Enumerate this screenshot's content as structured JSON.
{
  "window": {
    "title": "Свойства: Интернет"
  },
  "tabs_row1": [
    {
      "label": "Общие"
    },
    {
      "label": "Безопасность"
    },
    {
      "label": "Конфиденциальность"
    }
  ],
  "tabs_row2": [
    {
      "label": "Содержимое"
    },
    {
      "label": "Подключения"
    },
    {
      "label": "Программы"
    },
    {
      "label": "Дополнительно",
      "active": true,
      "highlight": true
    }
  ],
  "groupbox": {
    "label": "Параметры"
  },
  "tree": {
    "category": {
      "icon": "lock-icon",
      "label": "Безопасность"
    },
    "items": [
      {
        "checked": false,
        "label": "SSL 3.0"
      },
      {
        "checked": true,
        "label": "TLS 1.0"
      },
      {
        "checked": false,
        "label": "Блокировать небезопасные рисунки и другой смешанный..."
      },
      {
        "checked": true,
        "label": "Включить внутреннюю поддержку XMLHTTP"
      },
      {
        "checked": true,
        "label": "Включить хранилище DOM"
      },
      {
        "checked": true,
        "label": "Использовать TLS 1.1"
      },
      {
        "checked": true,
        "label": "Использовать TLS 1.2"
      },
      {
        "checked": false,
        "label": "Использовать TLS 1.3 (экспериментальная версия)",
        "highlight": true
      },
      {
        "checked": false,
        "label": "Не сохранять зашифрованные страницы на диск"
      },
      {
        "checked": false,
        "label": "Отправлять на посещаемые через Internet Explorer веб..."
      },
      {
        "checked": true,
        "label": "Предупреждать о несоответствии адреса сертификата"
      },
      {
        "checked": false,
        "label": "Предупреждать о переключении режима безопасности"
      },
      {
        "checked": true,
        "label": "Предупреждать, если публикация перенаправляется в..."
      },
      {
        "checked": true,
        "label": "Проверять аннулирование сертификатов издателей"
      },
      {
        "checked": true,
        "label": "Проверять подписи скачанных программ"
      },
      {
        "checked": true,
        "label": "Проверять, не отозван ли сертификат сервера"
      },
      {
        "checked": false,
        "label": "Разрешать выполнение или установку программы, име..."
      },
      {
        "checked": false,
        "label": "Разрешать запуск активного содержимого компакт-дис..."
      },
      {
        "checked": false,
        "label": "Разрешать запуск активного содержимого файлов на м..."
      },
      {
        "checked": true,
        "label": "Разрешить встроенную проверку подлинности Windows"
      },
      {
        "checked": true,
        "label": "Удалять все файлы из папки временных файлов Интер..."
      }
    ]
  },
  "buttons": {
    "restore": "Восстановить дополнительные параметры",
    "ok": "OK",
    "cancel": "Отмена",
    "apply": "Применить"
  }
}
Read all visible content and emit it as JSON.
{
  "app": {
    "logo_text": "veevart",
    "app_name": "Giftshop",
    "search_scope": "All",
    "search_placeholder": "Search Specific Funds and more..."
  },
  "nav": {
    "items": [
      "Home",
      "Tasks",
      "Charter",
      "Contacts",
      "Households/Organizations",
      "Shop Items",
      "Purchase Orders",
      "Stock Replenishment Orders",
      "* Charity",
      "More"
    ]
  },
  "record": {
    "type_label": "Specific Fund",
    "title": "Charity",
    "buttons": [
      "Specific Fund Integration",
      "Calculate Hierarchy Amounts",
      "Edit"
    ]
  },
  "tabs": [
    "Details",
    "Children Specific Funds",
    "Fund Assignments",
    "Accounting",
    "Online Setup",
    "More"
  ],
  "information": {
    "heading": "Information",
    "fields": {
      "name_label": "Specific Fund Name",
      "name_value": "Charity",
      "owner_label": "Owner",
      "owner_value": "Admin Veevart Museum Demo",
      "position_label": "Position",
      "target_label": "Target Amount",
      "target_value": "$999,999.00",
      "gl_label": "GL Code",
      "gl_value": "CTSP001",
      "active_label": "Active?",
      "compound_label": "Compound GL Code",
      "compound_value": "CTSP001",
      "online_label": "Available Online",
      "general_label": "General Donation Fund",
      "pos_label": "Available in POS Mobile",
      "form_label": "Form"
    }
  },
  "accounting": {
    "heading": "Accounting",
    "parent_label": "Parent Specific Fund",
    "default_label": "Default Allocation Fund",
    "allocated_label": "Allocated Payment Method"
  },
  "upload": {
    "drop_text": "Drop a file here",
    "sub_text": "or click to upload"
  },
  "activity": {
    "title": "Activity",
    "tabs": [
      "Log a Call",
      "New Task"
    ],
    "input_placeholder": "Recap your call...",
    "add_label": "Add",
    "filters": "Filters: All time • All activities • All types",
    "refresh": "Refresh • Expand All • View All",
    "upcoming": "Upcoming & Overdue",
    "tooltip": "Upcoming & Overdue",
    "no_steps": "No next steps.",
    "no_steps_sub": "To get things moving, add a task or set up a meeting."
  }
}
----
• Goal of the exercise:
Your task is to gather all lines from the entries above that hold the word "Online".

• Expected answer:
    "Online Setup",
      "online_label": "Available Online",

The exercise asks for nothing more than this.